**** PROVIDED ENTRIES

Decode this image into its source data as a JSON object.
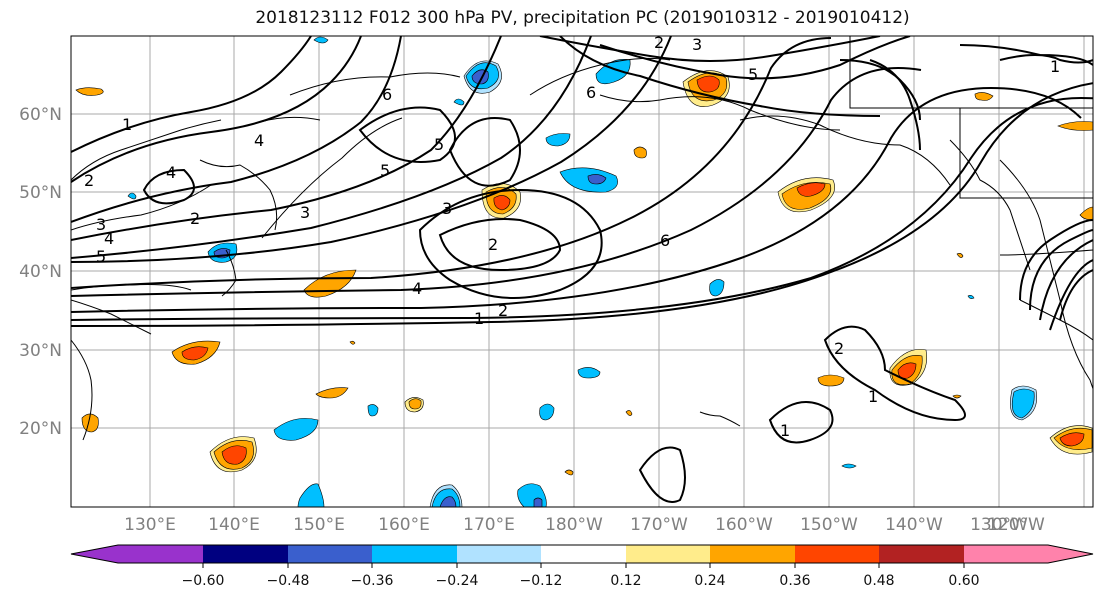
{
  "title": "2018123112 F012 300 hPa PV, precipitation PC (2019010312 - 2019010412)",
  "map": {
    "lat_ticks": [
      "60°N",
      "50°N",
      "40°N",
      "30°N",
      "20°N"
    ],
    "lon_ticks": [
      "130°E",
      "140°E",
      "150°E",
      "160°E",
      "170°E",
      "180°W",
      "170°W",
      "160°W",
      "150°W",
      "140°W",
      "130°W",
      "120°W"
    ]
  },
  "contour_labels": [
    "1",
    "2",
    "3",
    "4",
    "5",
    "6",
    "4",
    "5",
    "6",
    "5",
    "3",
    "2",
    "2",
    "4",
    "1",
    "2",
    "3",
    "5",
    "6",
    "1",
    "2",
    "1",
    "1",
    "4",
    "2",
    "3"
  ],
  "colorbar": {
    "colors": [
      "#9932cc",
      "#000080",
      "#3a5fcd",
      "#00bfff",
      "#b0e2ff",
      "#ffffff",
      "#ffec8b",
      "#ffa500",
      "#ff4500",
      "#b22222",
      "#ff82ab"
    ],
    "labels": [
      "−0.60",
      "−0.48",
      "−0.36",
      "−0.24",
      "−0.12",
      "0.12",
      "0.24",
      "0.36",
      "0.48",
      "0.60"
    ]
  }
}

********

> [PROBLEM TO SOLVE] Return the entries unchanged, save for the pictures, which do not belong in the copy.

> [THE COMPLETED TASK]
Decode this image into its source data as a JSON object.
{
  "title": "2018123112 F012 300 hPa PV, precipitation PC (2019010312 - 2019010412)",
  "map": {
    "lat_ticks": [
      "60°N",
      "50°N",
      "40°N",
      "30°N",
      "20°N"
    ],
    "lon_ticks": [
      "130°E",
      "140°E",
      "150°E",
      "160°E",
      "170°E",
      "180°W",
      "170°W",
      "160°W",
      "150°W",
      "140°W",
      "130°W",
      "120°W"
    ]
  },
  "contour_labels": [
    "1",
    "2",
    "3",
    "4",
    "5",
    "6",
    "4",
    "5",
    "6",
    "5",
    "3",
    "2",
    "2",
    "4",
    "1",
    "2",
    "3",
    "5",
    "6",
    "1",
    "2",
    "1",
    "1",
    "4",
    "2",
    "3"
  ],
  "colorbar": {
    "colors": [
      "#9932cc",
      "#000080",
      "#3a5fcd",
      "#00bfff",
      "#b0e2ff",
      "#ffffff",
      "#ffec8b",
      "#ffa500",
      "#ff4500",
      "#b22222",
      "#ff82ab"
    ],
    "labels": [
      "−0.60",
      "−0.48",
      "−0.36",
      "−0.24",
      "−0.12",
      "0.12",
      "0.24",
      "0.36",
      "0.48",
      "0.60"
    ]
  }
}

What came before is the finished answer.